WHAT TO PRODUCE:
Write out the listing in full, matching it word for word.

GIVEN DATA:

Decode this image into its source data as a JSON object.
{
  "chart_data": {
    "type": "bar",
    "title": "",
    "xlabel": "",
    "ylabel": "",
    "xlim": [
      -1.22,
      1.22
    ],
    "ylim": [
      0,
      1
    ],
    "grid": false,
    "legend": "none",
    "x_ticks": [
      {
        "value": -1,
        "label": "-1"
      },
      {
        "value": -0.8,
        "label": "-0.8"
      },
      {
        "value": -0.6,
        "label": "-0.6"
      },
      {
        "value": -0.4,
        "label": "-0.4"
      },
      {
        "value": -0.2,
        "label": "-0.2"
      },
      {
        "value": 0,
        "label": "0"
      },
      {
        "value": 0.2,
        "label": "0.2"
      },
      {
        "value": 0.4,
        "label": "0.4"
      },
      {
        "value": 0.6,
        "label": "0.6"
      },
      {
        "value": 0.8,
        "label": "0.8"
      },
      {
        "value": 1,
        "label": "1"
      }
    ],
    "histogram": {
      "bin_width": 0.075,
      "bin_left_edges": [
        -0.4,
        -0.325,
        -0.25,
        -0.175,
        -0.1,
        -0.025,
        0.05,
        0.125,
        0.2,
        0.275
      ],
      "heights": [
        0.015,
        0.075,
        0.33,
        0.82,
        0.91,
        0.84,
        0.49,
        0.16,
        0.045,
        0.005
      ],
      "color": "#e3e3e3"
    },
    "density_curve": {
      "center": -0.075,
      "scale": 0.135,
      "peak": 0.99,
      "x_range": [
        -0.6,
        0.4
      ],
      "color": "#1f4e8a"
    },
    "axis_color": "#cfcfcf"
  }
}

WRITTEN ANSWER:
Decode this image into its source data as a JSON object.
{
  "chart_data": {
    "type": "bar",
    "title": "",
    "xlabel": "",
    "ylabel": "",
    "xlim": [
      -1.22,
      1.22
    ],
    "ylim": [
      0,
      1
    ],
    "grid": false,
    "legend": "none",
    "x_ticks": [
      {
        "value": -1,
        "label": "-1"
      },
      {
        "value": -0.8,
        "label": "-0.8"
      },
      {
        "value": -0.6,
        "label": "-0.6"
      },
      {
        "value": -0.4,
        "label": "-0.4"
      },
      {
        "value": -0.2,
        "label": "-0.2"
      },
      {
        "value": 0,
        "label": "0"
      },
      {
        "value": 0.2,
        "label": "0.2"
      },
      {
        "value": 0.4,
        "label": "0.4"
      },
      {
        "value": 0.6,
        "label": "0.6"
      },
      {
        "value": 0.8,
        "label": "0.8"
      },
      {
        "value": 1,
        "label": "1"
      }
    ],
    "histogram": {
      "bin_width": 0.075,
      "bin_left_edges": [
        -0.4,
        -0.325,
        -0.25,
        -0.175,
        -0.1,
        -0.025,
        0.05,
        0.125,
        0.2,
        0.275
      ],
      "heights": [
        0.015,
        0.075,
        0.33,
        0.82,
        0.91,
        0.84,
        0.49,
        0.16,
        0.045,
        0.005
      ],
      "color": "#e3e3e3"
    },
    "density_curve": {
      "center": -0.075,
      "scale": 0.135,
      "peak": 0.99,
      "x_range": [
        -0.6,
        0.4
      ],
      "color": "#1f4e8a"
    },
    "axis_color": "#cfcfcf"
  }
}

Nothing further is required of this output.